Objective: Repeat all of the data precisely.
/---
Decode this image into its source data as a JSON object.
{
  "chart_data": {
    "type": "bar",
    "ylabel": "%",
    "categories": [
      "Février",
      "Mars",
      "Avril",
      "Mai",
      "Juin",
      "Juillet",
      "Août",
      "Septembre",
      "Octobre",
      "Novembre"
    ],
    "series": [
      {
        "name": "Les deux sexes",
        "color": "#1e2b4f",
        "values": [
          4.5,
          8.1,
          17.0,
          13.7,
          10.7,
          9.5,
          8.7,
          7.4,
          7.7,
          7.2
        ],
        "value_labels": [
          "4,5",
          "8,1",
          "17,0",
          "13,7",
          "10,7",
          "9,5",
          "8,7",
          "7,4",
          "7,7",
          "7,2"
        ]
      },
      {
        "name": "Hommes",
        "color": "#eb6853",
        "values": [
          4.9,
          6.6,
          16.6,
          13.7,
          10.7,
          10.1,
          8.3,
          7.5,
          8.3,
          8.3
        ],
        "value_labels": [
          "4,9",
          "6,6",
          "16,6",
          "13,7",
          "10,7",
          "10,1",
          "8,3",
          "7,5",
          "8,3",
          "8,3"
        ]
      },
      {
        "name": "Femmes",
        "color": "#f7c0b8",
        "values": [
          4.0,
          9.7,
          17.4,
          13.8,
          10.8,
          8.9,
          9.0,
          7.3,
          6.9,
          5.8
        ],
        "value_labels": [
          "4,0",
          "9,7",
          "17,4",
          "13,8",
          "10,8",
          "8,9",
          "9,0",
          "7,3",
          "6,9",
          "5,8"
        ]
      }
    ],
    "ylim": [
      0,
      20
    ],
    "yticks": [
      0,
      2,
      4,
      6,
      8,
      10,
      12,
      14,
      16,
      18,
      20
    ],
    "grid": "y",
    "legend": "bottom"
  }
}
\---
The solution:
Decode this image into its source data as a JSON object.
{
  "chart_data": {
    "type": "bar",
    "ylabel": "%",
    "categories": [
      "Février",
      "Mars",
      "Avril",
      "Mai",
      "Juin",
      "Juillet",
      "Août",
      "Septembre",
      "Octobre",
      "Novembre"
    ],
    "series": [
      {
        "name": "Les deux sexes",
        "color": "#1e2b4f",
        "values": [
          4.5,
          8.1,
          17.0,
          13.7,
          10.7,
          9.5,
          8.7,
          7.4,
          7.7,
          7.2
        ],
        "value_labels": [
          "4,5",
          "8,1",
          "17,0",
          "13,7",
          "10,7",
          "9,5",
          "8,7",
          "7,4",
          "7,7",
          "7,2"
        ]
      },
      {
        "name": "Hommes",
        "color": "#eb6853",
        "values": [
          4.9,
          6.6,
          16.6,
          13.7,
          10.7,
          10.1,
          8.3,
          7.5,
          8.3,
          8.3
        ],
        "value_labels": [
          "4,9",
          "6,6",
          "16,6",
          "13,7",
          "10,7",
          "10,1",
          "8,3",
          "7,5",
          "8,3",
          "8,3"
        ]
      },
      {
        "name": "Femmes",
        "color": "#f7c0b8",
        "values": [
          4.0,
          9.7,
          17.4,
          13.8,
          10.8,
          8.9,
          9.0,
          7.3,
          6.9,
          5.8
        ],
        "value_labels": [
          "4,0",
          "9,7",
          "17,4",
          "13,8",
          "10,8",
          "8,9",
          "9,0",
          "7,3",
          "6,9",
          "5,8"
        ]
      }
    ],
    "ylim": [
      0,
      20
    ],
    "yticks": [
      0,
      2,
      4,
      6,
      8,
      10,
      12,
      14,
      16,
      18,
      20
    ],
    "grid": "y",
    "legend": "bottom"
  }
}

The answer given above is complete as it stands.